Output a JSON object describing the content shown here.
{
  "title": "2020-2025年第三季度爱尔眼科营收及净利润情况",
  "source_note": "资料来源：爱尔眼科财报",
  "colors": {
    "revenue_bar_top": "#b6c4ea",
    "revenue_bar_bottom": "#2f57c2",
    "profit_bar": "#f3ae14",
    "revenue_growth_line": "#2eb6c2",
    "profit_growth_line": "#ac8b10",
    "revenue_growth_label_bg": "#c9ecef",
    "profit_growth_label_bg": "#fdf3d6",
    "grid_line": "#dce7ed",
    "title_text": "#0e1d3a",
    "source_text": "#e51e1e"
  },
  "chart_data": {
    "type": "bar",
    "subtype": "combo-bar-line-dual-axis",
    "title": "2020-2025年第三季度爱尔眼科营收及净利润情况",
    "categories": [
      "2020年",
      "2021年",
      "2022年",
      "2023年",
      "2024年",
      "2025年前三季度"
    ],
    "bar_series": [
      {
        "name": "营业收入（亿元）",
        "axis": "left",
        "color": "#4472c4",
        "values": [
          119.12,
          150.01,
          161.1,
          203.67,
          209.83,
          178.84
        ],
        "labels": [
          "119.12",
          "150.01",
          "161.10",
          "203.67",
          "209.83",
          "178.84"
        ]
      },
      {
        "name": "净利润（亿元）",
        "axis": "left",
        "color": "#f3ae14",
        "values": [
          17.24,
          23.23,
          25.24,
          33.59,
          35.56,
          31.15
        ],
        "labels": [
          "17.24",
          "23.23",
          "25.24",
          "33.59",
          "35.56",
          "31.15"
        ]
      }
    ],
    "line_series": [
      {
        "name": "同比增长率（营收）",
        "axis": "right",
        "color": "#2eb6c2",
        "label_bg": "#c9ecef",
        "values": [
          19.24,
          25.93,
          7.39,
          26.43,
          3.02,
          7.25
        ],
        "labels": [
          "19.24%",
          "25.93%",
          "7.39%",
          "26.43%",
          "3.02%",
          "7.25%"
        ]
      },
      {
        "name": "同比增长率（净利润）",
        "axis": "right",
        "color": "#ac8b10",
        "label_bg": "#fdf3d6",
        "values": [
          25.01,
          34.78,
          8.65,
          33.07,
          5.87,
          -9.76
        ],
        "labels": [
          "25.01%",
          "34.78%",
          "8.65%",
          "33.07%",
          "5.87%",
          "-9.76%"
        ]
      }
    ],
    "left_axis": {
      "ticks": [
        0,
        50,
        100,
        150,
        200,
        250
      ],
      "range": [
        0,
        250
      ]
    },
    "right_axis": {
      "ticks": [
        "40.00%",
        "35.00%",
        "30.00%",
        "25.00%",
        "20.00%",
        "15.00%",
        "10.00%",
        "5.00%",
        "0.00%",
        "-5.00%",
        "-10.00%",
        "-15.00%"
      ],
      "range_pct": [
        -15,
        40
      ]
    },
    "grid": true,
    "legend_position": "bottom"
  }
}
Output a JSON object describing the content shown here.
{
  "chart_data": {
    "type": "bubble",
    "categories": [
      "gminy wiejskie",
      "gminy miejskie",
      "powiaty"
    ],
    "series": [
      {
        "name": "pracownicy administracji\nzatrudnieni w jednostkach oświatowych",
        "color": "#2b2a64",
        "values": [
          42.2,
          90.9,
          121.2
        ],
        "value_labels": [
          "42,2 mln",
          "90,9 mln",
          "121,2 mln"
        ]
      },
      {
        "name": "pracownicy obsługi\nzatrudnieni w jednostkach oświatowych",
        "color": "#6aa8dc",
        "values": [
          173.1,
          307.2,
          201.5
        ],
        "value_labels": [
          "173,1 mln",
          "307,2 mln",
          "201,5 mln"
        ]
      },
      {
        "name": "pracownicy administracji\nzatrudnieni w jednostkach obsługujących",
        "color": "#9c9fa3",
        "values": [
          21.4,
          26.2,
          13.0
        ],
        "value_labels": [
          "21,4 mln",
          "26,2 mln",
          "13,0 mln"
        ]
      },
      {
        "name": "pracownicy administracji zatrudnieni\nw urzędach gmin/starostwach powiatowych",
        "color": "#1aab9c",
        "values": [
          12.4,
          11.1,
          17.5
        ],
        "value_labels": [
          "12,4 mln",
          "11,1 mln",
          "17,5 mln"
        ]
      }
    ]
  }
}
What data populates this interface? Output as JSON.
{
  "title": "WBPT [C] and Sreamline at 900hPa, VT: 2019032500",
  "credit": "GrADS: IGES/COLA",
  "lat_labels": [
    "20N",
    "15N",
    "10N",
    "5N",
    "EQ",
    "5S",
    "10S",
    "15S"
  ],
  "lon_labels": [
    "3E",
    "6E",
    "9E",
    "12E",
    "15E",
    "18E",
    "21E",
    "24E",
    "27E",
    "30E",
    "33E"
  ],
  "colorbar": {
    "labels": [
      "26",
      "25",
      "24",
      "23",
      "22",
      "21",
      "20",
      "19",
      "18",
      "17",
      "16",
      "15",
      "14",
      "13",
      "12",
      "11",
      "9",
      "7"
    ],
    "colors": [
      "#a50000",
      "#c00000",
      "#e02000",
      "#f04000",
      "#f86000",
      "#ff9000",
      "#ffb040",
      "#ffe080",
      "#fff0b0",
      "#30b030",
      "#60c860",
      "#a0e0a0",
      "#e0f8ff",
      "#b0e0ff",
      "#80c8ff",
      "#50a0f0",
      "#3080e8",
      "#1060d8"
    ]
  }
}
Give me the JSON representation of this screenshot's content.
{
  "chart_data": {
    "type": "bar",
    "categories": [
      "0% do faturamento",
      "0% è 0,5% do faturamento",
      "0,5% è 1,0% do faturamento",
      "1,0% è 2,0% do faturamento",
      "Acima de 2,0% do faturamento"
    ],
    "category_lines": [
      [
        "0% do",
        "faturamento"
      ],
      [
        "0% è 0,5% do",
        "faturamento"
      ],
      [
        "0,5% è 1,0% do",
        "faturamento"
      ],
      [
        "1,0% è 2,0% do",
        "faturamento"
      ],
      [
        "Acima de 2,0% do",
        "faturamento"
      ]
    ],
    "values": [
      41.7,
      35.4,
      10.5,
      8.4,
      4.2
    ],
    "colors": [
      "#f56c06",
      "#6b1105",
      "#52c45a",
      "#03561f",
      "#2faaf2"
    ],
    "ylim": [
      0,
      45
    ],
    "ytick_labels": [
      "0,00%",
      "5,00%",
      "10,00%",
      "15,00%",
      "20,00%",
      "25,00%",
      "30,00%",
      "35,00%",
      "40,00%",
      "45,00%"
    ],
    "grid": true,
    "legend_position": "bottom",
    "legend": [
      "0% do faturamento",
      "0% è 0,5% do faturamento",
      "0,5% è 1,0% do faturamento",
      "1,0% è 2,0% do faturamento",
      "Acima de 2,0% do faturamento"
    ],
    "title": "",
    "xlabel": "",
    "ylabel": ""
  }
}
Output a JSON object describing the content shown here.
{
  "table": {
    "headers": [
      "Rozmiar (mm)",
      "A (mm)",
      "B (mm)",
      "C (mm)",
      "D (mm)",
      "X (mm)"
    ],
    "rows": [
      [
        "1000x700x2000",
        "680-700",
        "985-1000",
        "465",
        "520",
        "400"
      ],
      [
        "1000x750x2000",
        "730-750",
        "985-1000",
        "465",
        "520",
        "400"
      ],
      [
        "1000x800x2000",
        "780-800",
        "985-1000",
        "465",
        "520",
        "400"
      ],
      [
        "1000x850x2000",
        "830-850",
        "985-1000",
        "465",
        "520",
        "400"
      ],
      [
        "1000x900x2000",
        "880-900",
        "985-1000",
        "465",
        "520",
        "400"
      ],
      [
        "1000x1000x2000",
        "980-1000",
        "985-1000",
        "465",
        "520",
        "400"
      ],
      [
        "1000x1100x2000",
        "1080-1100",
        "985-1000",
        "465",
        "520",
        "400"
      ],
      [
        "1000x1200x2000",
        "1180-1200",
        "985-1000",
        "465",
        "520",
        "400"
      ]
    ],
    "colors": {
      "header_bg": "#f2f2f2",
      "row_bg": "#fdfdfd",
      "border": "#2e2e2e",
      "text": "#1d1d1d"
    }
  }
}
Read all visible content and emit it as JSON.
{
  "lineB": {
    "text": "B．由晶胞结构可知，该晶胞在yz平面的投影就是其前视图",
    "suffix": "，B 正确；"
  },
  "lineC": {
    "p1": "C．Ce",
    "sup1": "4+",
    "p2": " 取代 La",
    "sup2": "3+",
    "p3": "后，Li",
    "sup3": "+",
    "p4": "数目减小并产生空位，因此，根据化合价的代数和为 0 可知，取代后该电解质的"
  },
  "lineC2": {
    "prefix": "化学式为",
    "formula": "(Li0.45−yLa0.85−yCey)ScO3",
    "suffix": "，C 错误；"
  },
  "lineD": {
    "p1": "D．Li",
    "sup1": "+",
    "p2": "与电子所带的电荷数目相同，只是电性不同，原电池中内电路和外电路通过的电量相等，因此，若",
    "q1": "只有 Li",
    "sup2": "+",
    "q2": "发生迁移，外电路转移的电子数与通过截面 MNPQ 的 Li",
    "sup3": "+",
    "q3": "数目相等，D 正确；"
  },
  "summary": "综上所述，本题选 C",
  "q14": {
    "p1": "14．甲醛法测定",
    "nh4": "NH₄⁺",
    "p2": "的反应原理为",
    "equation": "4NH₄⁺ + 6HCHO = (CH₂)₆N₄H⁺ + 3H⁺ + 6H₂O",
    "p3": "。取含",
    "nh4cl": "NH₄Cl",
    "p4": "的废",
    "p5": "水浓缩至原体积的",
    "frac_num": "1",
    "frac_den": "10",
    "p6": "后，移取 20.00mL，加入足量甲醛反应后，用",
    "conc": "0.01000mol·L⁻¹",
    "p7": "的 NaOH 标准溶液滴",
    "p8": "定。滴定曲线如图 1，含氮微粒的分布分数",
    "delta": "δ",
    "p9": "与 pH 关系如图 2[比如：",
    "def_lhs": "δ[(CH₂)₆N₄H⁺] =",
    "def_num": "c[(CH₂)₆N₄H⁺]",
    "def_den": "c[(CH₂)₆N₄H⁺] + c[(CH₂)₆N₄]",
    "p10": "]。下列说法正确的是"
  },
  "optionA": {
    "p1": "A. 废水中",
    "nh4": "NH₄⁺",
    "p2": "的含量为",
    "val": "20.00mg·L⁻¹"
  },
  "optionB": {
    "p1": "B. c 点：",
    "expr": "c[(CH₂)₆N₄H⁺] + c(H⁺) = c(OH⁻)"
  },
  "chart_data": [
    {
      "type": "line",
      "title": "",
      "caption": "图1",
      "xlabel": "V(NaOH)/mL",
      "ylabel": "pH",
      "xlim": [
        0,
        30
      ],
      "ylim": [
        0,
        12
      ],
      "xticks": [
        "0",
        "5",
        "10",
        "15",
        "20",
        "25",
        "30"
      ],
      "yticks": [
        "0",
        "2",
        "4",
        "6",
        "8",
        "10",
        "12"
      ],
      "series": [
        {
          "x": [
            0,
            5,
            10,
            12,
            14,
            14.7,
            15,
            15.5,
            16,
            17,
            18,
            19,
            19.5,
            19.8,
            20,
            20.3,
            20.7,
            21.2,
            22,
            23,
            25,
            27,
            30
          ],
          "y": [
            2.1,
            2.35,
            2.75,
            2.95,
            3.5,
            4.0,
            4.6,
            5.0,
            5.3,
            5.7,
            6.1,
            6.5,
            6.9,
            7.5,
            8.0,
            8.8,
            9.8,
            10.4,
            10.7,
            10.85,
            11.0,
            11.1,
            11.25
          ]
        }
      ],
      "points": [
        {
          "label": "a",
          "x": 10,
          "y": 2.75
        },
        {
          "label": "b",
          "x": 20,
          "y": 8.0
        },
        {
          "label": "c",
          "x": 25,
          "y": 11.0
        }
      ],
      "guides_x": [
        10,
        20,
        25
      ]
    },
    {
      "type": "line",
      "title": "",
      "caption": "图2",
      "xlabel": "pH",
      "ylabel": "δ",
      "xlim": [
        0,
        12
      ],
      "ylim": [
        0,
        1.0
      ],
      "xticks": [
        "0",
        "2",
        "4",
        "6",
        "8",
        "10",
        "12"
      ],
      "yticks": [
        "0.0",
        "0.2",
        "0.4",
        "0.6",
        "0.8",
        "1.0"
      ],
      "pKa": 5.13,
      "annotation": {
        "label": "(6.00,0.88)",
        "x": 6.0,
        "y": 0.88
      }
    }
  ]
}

_What you have to do_:
Review the preceding data and report every line that includes the string "₆N₄H".

_Full output_:
    "equation": "4NH₄⁺ + 6HCHO = (CH₂)₆N₄H⁺ + 3H⁺ + 6H₂O",
    "def_lhs": "δ[(CH₂)₆N₄H⁺] =",
    "def_num": "c[(CH₂)₆N₄H⁺]",
    "def_den": "c[(CH₂)₆N₄H⁺] + c[(CH₂)₆N₄]",
    "expr": "c[(CH₂)₆N₄H⁺] + c(H⁺) = c(OH⁻)"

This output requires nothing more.